▸ EXERCISE OBJECTIVE: Wherever the string "pairs" shows up in a line, count that line. Give the total alone.

▸ DATA ROWS:
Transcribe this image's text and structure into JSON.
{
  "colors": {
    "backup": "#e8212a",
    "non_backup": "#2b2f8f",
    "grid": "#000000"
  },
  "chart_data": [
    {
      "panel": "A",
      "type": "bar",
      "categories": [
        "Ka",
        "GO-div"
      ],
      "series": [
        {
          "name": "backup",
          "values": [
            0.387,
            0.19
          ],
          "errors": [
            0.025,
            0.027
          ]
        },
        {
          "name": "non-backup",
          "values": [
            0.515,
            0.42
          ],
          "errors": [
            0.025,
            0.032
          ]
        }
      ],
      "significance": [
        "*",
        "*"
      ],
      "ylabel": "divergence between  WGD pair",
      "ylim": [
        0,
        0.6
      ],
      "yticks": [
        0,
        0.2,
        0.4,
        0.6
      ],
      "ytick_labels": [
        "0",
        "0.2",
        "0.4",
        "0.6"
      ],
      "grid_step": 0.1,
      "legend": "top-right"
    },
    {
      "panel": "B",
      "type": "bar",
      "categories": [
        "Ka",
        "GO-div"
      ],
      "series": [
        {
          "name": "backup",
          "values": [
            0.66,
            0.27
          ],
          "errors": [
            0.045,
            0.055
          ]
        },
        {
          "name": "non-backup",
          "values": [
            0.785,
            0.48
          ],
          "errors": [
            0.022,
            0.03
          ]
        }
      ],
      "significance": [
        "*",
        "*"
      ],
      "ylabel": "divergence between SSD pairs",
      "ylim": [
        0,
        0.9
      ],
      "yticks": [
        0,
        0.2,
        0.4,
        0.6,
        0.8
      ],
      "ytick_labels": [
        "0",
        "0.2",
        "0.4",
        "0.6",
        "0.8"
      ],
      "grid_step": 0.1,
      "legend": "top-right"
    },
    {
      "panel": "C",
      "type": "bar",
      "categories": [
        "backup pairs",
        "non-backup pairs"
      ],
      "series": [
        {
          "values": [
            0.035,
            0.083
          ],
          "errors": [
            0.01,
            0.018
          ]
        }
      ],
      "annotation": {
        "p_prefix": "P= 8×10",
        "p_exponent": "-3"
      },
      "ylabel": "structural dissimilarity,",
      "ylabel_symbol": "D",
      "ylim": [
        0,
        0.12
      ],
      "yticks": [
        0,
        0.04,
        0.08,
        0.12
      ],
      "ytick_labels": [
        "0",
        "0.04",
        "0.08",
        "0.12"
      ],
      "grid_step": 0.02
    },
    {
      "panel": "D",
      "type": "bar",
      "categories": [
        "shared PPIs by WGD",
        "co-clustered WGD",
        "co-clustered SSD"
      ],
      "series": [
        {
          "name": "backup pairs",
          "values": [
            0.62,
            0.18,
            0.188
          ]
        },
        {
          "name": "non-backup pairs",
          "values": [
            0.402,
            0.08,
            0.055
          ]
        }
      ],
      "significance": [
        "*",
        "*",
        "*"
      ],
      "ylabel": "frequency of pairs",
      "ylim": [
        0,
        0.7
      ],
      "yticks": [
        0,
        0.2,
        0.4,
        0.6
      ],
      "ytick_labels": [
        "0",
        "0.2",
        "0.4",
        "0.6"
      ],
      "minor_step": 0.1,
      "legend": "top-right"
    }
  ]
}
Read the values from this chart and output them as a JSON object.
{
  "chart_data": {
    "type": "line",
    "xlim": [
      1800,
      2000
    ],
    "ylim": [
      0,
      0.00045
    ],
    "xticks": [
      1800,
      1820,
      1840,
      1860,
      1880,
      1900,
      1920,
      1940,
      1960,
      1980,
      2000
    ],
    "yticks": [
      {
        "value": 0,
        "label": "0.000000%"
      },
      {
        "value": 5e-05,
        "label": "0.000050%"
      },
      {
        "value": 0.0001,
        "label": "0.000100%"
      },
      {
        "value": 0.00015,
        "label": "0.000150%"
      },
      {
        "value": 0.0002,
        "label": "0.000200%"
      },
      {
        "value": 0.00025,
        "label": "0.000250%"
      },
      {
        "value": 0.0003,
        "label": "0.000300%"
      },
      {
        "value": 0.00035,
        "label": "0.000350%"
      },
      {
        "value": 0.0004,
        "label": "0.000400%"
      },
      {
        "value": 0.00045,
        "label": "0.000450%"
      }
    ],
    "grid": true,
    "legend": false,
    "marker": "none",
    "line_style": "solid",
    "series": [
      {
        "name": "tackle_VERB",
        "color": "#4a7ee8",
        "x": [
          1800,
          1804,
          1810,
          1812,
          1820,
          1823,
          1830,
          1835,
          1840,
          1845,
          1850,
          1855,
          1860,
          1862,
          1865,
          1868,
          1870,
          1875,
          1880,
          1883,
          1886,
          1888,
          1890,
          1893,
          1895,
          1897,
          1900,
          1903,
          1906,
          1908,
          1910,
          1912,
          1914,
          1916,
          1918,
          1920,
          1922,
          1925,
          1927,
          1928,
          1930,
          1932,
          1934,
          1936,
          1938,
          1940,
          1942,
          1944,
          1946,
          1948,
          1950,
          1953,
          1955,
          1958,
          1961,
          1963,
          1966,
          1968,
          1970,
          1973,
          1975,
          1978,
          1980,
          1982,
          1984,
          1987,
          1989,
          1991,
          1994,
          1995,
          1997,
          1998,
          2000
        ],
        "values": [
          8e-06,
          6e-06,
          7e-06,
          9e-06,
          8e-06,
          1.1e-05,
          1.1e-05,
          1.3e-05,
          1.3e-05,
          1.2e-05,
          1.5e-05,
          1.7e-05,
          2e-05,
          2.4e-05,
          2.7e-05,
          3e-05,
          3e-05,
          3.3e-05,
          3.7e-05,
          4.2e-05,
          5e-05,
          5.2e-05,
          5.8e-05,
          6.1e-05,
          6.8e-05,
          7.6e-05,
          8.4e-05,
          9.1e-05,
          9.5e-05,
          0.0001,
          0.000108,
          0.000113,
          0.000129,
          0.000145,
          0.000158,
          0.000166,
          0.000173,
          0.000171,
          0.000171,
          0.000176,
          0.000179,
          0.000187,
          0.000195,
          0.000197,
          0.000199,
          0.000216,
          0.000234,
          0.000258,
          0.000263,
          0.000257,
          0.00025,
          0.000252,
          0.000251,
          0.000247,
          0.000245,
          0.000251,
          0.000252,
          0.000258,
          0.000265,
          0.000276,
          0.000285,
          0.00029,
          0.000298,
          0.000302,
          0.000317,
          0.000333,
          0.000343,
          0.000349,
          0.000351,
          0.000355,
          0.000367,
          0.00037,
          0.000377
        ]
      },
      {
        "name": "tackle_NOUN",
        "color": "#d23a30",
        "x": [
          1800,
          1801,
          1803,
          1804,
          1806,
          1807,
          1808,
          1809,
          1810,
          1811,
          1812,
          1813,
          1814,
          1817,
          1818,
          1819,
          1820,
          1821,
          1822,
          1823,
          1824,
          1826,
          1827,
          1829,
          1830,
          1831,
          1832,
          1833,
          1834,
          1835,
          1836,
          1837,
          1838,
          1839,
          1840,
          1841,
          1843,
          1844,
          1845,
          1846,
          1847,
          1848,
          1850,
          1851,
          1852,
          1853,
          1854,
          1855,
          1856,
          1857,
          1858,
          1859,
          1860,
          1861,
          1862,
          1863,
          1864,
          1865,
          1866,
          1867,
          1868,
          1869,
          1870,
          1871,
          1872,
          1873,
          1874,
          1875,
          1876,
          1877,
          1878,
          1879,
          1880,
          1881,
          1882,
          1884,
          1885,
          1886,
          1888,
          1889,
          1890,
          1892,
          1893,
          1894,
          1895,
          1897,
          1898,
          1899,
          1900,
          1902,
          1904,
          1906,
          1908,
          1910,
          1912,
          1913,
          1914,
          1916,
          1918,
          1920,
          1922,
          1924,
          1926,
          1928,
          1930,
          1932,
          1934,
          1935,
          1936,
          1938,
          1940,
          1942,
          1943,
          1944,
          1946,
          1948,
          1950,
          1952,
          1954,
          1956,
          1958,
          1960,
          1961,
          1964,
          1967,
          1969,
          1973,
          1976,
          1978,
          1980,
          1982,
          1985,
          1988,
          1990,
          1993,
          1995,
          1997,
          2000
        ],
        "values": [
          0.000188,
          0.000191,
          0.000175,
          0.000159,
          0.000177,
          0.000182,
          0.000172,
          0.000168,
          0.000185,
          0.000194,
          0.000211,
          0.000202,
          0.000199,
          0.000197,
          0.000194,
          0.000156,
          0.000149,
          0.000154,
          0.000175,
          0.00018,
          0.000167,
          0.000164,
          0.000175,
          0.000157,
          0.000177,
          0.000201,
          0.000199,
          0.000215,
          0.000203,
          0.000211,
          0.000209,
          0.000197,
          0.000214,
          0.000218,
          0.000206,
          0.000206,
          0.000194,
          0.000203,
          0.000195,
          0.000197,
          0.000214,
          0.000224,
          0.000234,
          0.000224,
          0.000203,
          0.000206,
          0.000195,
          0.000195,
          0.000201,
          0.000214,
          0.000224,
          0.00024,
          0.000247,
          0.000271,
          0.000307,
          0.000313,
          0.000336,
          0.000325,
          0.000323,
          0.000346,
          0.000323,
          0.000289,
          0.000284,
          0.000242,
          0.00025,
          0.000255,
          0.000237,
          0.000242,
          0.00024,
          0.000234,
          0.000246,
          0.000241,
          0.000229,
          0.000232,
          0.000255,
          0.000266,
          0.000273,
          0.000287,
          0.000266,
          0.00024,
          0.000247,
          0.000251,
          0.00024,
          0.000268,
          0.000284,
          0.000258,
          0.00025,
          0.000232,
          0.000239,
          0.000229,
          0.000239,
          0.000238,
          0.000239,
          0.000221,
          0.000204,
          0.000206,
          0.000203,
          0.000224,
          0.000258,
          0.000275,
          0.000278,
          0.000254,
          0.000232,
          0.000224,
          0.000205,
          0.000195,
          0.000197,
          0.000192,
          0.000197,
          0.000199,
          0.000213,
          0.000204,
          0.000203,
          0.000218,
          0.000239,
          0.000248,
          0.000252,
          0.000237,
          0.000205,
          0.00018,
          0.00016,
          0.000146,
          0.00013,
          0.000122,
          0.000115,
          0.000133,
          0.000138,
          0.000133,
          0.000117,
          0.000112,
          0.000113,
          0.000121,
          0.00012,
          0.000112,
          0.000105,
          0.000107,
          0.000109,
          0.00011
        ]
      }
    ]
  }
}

▸ ANSWER TO THIS EXERCISE: 6